■ Task
What you return should match every record exactly, with the images removed.

■ Given data
— Start —

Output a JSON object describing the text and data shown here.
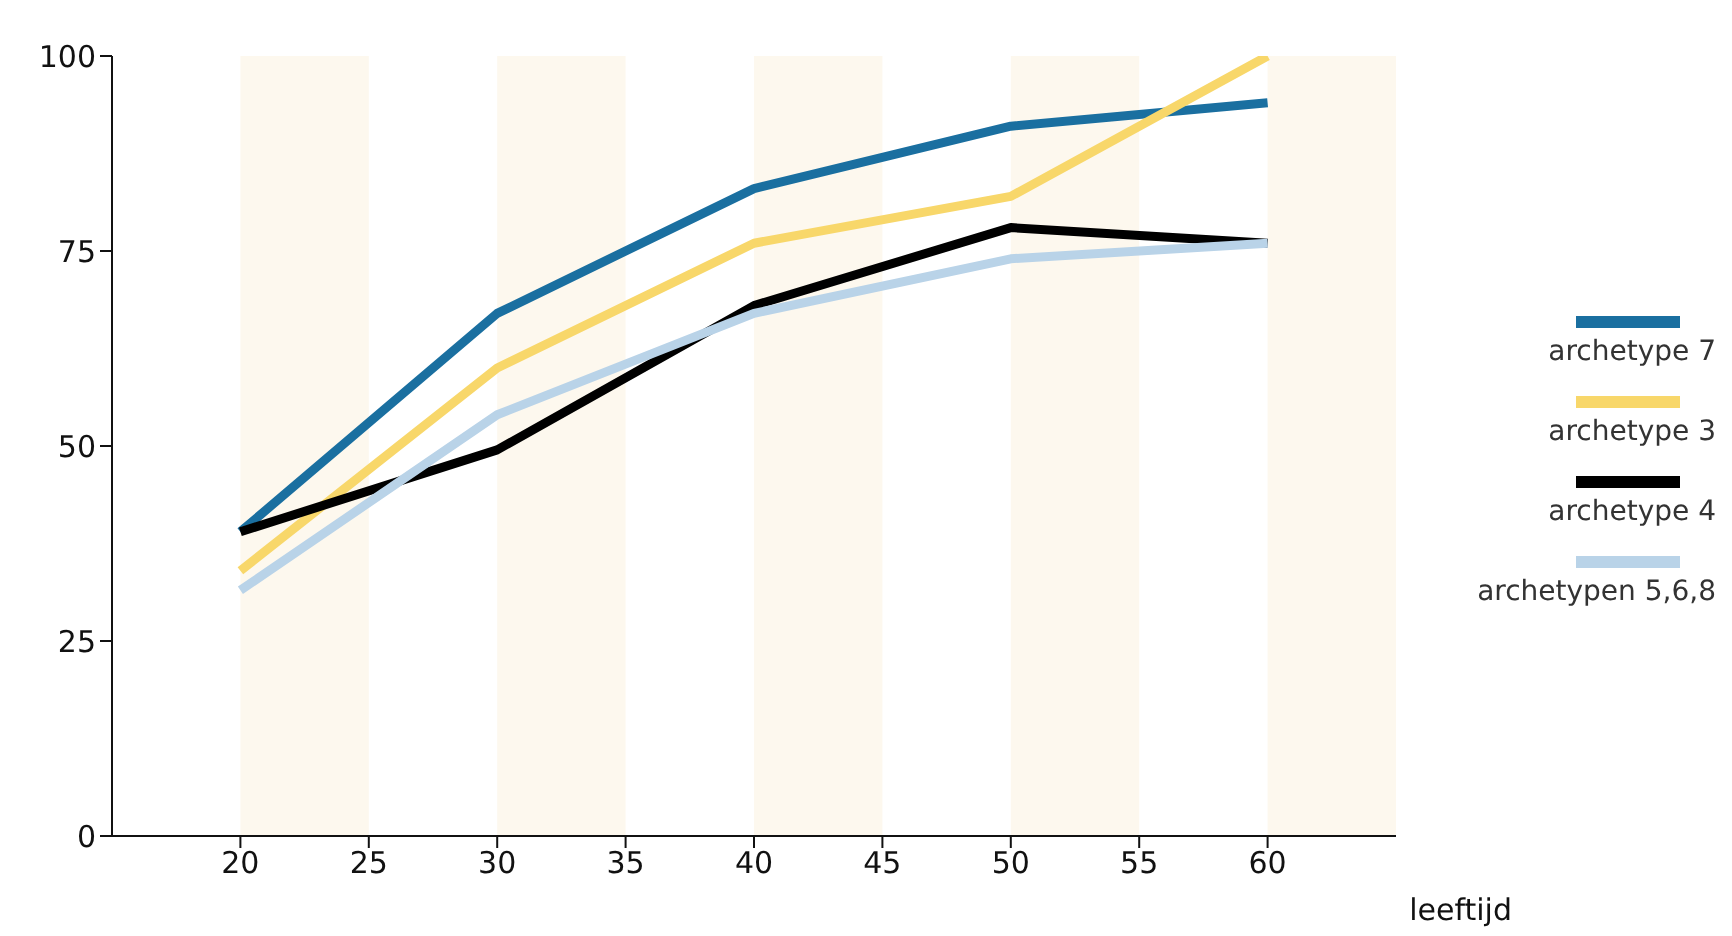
{
  "chart_data": {
    "type": "line",
    "xlabel": "leeftijd",
    "x": [
      20,
      30,
      40,
      50,
      60
    ],
    "series": [
      {
        "name": "archetype 7",
        "color": "#1a6fa0",
        "values": [
          39,
          67,
          83,
          91,
          94
        ]
      },
      {
        "name": "archetype 3",
        "color": "#f8d76a",
        "values": [
          34,
          60,
          76,
          82,
          100
        ]
      },
      {
        "name": "archetype 4",
        "color": "#000000",
        "values": [
          39,
          49.5,
          68,
          78,
          76
        ]
      },
      {
        "name": "archetypen 5,6,8",
        "color": "#b9d3e8",
        "values": [
          31.5,
          54,
          67,
          74,
          76
        ]
      }
    ],
    "xlim": [
      15,
      65
    ],
    "xticks": [
      20,
      25,
      30,
      35,
      40,
      45,
      50,
      55,
      60
    ],
    "ylim": [
      0,
      100
    ],
    "yticks": [
      0,
      25,
      50,
      75,
      100
    ],
    "bands": [
      {
        "axis": "x",
        "from": 20,
        "to": 25,
        "color": "#fdf8ee"
      },
      {
        "axis": "x",
        "from": 30,
        "to": 35,
        "color": "#fdf8ee"
      },
      {
        "axis": "x",
        "from": 40,
        "to": 45,
        "color": "#fdf8ee"
      },
      {
        "axis": "x",
        "from": 50,
        "to": 55,
        "color": "#fdf8ee"
      },
      {
        "axis": "x",
        "from": 60,
        "to": 65,
        "color": "#fdf8ee"
      }
    ],
    "grid": false,
    "legend": "right",
    "marker": "none",
    "line_style": "solid"
  }
}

— End —

■ Correct result
Output a JSON object describing the text and data shown here.
{
  "chart_data": {
    "type": "line",
    "xlabel": "leeftijd",
    "x": [
      20,
      30,
      40,
      50,
      60
    ],
    "series": [
      {
        "name": "archetype 7",
        "color": "#1a6fa0",
        "values": [
          39,
          67,
          83,
          91,
          94
        ]
      },
      {
        "name": "archetype 3",
        "color": "#f8d76a",
        "values": [
          34,
          60,
          76,
          82,
          100
        ]
      },
      {
        "name": "archetype 4",
        "color": "#000000",
        "values": [
          39,
          49.5,
          68,
          78,
          76
        ]
      },
      {
        "name": "archetypen 5,6,8",
        "color": "#b9d3e8",
        "values": [
          31.5,
          54,
          67,
          74,
          76
        ]
      }
    ],
    "xlim": [
      15,
      65
    ],
    "xticks": [
      20,
      25,
      30,
      35,
      40,
      45,
      50,
      55,
      60
    ],
    "ylim": [
      0,
      100
    ],
    "yticks": [
      0,
      25,
      50,
      75,
      100
    ],
    "bands": [
      {
        "axis": "x",
        "from": 20,
        "to": 25,
        "color": "#fdf8ee"
      },
      {
        "axis": "x",
        "from": 30,
        "to": 35,
        "color": "#fdf8ee"
      },
      {
        "axis": "x",
        "from": 40,
        "to": 45,
        "color": "#fdf8ee"
      },
      {
        "axis": "x",
        "from": 50,
        "to": 55,
        "color": "#fdf8ee"
      },
      {
        "axis": "x",
        "from": 60,
        "to": 65,
        "color": "#fdf8ee"
      }
    ],
    "grid": false,
    "legend": "right",
    "marker": "none",
    "line_style": "solid"
  }
}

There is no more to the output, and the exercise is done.